### RECORDS
━━━━━━━━━━━━━━━━

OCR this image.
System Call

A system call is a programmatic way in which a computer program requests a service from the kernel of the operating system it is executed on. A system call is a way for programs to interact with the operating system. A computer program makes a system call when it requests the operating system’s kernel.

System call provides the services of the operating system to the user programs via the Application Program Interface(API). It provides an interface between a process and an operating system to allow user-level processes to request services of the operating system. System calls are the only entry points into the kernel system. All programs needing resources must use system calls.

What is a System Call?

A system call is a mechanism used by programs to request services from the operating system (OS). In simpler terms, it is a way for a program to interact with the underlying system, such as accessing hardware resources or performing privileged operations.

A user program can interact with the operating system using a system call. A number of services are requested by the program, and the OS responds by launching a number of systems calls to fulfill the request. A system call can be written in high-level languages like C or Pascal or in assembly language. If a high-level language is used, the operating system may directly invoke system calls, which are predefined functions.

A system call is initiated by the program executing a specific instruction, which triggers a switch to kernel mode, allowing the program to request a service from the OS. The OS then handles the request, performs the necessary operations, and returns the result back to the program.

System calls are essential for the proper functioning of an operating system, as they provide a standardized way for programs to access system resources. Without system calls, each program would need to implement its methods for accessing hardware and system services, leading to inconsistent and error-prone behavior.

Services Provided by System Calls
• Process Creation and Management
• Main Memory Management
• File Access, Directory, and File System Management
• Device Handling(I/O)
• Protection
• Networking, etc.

━━━━━━━━━━━━━━━━

Using the entries above, please restate each one word for word.

OCR this image.
System Call

A system call is a programmatic way in which a computer program requests a service from the kernel of the operating system it is executed on. A system call is a way for programs to interact with the operating system. A computer program makes a system call when it requests the operating system’s kernel.

System call provides the services of the operating system to the user programs via the Application Program Interface(API). It provides an interface between a process and an operating system to allow user-level processes to request services of the operating system. System calls are the only entry points into the kernel system. All programs needing resources must use system calls.

What is a System Call?

A system call is a mechanism used by programs to request services from the operating system (OS). In simpler terms, it is a way for a program to interact with the underlying system, such as accessing hardware resources or performing privileged operations.

A user program can interact with the operating system using a system call. A number of services are requested by the program, and the OS responds by launching a number of systems calls to fulfill the request. A system call can be written in high-level languages like C or Pascal or in assembly language. If a high-level language is used, the operating system may directly invoke system calls, which are predefined functions.

A system call is initiated by the program executing a specific instruction, which triggers a switch to kernel mode, allowing the program to request a service from the OS. The OS then handles the request, performs the necessary operations, and returns the result back to the program.

System calls are essential for the proper functioning of an operating system, as they provide a standardized way for programs to access system resources. Without system calls, each program would need to implement its methods for accessing hardware and system services, leading to inconsistent and error-prone behavior.

Services Provided by System Calls
• Process Creation and Management
• Main Memory Management
• File Access, Directory, and File System Management
• Device Handling(I/O)
• Protection
• Networking, etc.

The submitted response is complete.